*Stated goal*
Within the records below, find each line that holds the string "color", then copy it.

[A run of records]
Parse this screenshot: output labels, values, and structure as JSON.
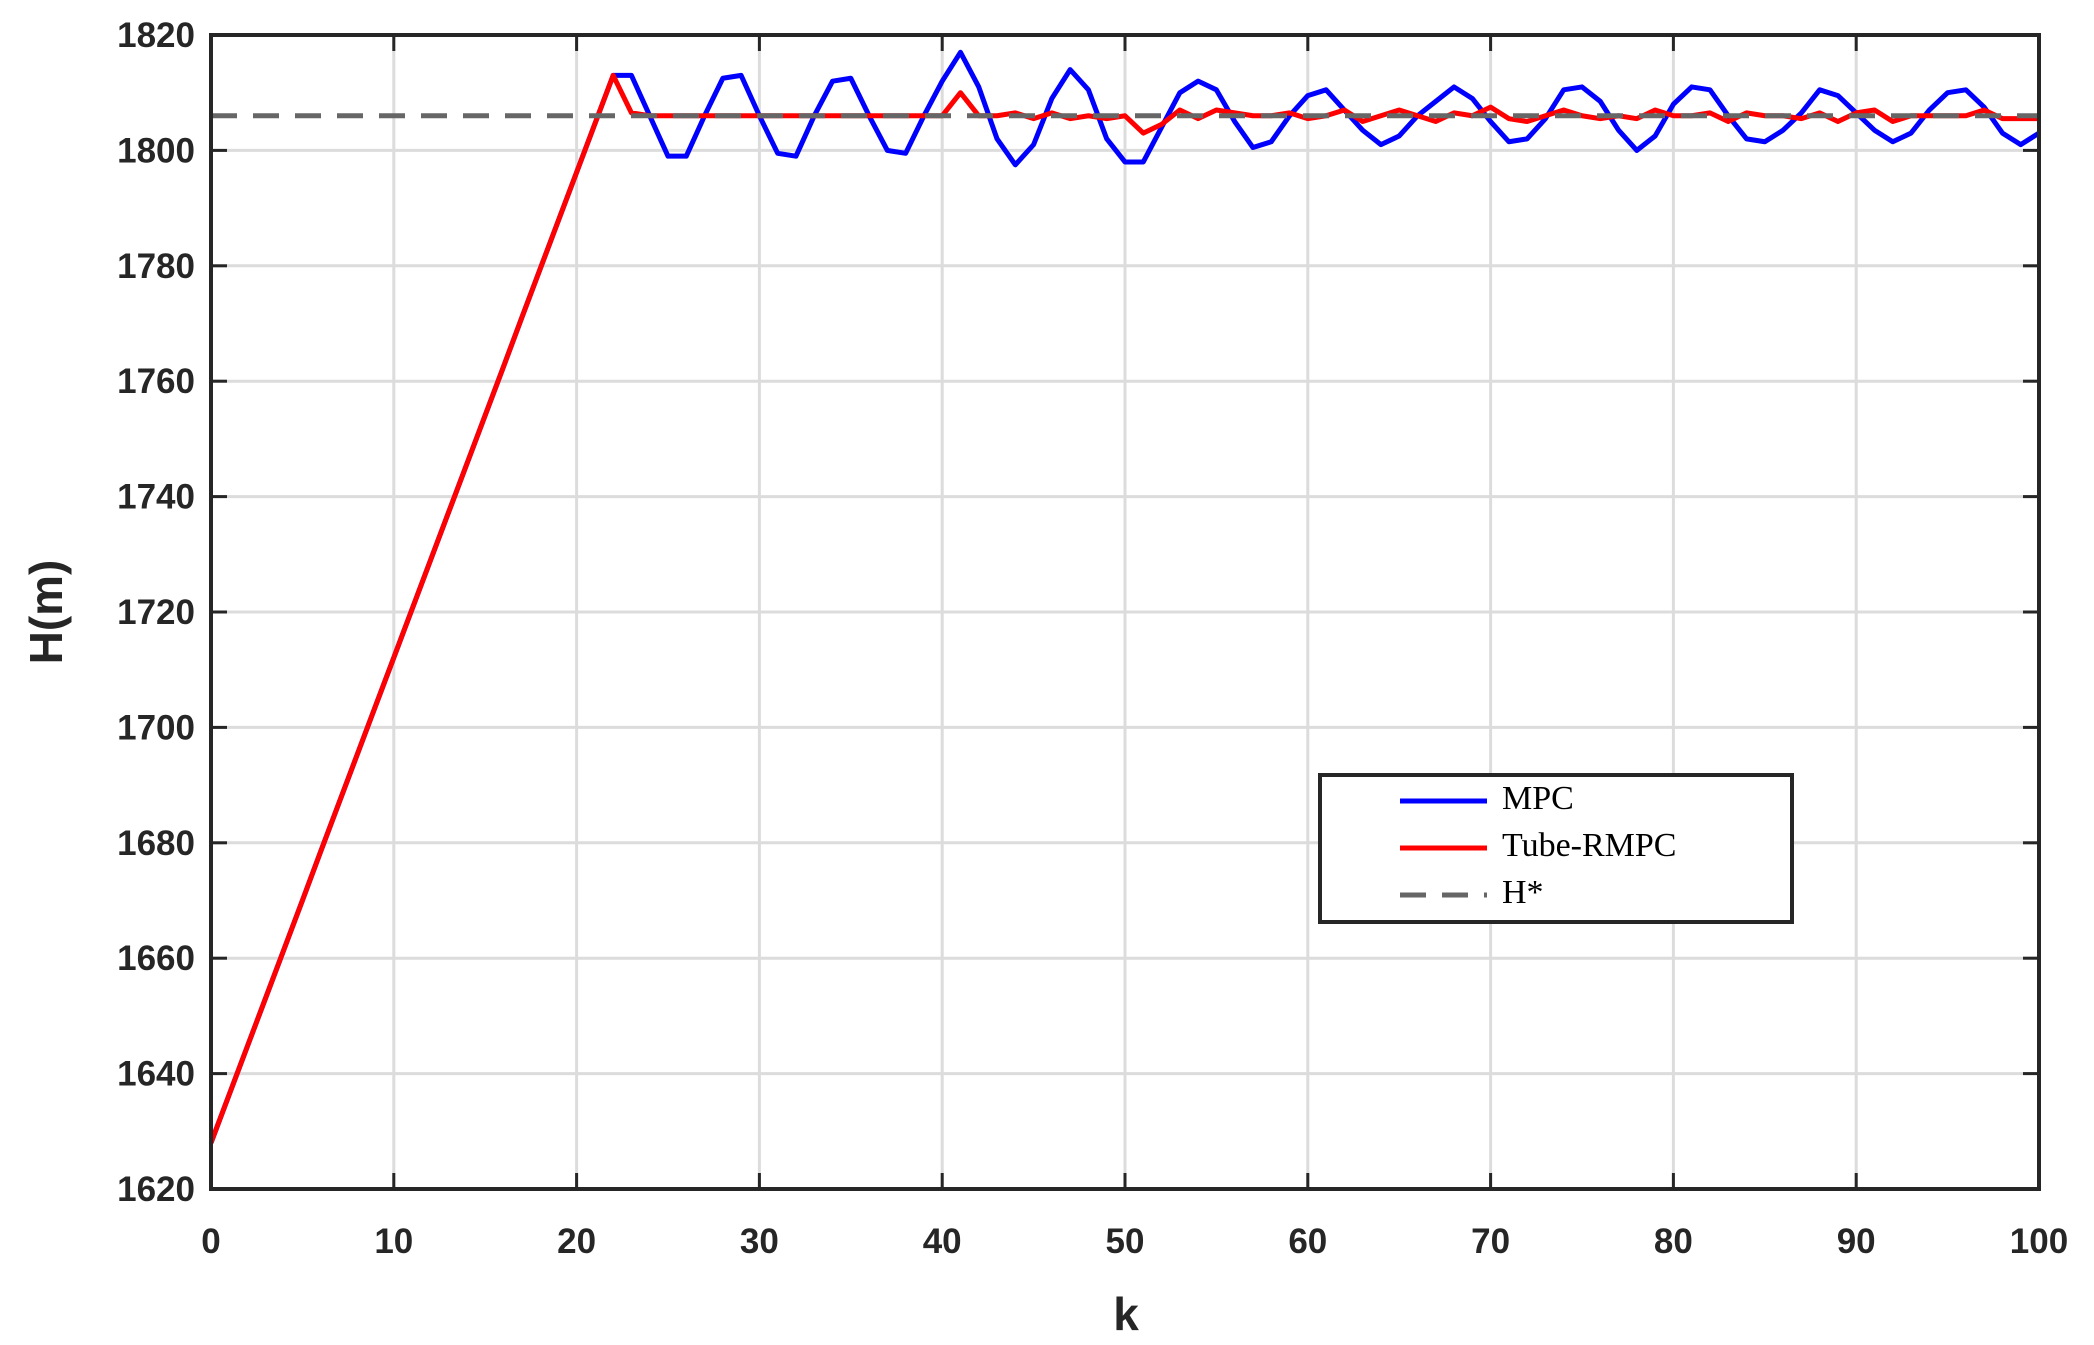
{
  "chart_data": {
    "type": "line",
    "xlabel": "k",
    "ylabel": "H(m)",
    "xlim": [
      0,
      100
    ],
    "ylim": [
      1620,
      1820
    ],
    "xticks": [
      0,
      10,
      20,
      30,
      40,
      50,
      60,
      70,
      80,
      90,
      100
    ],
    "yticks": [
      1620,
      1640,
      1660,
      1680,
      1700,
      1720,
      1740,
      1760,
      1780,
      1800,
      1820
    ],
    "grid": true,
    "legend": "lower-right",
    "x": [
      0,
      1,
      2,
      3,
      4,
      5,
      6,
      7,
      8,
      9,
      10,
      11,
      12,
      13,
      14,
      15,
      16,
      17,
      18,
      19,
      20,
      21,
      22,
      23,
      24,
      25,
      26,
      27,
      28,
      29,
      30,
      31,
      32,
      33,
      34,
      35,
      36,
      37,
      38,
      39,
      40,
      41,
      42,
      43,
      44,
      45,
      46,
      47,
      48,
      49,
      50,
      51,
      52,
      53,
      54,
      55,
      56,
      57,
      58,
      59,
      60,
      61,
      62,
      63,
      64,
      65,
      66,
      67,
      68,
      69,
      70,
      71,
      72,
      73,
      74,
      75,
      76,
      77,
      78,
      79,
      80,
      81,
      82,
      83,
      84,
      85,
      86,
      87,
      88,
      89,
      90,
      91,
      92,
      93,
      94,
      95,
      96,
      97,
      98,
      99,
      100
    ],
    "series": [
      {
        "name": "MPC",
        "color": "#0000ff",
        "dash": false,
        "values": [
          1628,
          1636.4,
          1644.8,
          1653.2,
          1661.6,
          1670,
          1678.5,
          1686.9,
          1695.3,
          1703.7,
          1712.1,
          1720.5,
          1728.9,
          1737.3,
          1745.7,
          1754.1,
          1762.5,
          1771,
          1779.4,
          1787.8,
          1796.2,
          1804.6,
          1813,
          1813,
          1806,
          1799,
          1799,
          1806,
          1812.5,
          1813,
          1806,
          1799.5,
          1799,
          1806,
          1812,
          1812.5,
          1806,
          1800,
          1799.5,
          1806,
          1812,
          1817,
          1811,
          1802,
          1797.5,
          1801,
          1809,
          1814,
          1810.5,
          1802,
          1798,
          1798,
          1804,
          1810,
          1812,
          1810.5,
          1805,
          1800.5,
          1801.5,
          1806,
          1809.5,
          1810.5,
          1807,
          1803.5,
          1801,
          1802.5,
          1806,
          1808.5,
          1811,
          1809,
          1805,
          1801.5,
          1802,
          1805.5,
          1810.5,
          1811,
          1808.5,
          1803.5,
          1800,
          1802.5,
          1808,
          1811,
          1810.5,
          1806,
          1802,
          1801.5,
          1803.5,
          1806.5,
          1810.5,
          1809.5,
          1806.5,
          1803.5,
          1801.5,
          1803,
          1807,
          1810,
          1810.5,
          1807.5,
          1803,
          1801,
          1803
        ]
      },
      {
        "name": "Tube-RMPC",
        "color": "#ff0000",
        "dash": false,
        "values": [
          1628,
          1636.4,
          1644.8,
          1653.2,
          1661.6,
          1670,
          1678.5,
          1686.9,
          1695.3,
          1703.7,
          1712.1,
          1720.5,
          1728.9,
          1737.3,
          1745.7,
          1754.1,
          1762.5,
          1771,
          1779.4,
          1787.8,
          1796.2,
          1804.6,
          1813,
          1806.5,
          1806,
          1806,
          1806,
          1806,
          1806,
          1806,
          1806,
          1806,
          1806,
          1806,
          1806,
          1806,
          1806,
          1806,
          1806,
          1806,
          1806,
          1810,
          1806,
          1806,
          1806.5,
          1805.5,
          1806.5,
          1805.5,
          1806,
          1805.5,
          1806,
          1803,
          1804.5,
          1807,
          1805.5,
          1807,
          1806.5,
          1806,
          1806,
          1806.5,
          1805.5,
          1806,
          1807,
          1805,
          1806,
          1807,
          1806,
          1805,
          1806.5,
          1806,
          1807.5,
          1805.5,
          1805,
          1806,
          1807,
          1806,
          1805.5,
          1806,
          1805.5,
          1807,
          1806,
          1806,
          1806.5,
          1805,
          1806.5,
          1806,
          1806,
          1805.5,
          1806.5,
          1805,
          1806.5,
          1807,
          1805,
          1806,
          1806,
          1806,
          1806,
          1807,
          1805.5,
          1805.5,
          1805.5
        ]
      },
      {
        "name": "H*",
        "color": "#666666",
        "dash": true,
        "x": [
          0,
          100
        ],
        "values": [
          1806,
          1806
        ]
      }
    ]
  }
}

*Reply*
        "color": "#0000ff",
        "color": "#ff0000",
        "color": "#666666",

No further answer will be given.